> [Requirement]:
Work out how many lines of the listing hold "Nasdaq", then state only that count.

> [Data supplied]:
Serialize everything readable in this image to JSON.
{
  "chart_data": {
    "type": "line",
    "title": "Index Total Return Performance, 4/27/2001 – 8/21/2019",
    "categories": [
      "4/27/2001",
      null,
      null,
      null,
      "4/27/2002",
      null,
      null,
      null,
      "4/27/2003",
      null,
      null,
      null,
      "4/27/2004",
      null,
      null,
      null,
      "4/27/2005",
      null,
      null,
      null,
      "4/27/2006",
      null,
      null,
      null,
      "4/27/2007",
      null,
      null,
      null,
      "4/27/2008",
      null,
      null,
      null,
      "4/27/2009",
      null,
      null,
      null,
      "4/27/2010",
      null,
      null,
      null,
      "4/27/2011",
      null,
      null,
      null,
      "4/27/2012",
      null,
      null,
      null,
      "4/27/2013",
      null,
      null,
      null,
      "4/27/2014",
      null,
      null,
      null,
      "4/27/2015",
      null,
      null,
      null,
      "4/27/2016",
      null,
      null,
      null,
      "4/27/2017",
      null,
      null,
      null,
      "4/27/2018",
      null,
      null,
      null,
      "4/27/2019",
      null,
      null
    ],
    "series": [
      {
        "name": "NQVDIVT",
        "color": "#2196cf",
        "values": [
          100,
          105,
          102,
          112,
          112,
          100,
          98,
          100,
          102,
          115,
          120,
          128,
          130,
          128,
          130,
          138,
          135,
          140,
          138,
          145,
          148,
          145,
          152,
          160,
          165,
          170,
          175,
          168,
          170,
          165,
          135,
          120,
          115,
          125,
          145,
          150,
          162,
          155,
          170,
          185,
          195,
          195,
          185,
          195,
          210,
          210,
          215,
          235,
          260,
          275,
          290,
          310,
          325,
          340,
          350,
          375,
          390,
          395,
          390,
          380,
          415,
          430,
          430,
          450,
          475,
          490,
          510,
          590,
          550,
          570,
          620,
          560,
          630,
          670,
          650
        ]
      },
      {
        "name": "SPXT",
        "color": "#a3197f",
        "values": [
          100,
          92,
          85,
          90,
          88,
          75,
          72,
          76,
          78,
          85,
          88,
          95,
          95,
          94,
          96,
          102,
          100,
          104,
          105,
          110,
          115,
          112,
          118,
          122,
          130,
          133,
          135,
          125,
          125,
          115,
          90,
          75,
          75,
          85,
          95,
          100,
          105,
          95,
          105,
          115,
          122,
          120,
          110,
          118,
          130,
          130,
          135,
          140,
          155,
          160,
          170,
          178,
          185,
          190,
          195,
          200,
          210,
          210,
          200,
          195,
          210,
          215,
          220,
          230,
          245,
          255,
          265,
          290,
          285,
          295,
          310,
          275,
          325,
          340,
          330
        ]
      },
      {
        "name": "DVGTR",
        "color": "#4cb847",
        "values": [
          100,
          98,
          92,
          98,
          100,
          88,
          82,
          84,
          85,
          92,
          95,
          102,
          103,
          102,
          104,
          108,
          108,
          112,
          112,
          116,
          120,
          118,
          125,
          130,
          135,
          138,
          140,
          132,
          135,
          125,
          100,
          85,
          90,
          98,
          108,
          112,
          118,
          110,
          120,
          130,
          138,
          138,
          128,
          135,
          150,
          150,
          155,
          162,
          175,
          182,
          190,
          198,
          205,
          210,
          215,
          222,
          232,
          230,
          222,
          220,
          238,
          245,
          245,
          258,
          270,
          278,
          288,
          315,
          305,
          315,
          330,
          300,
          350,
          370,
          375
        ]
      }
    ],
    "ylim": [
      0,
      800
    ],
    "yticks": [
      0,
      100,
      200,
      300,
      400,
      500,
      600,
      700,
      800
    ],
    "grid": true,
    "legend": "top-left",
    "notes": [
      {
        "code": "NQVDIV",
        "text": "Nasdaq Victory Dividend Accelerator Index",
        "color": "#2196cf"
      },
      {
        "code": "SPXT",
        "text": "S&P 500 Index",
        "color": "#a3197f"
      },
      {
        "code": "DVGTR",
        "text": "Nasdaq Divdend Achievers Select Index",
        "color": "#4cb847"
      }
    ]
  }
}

> [The completed task]:
2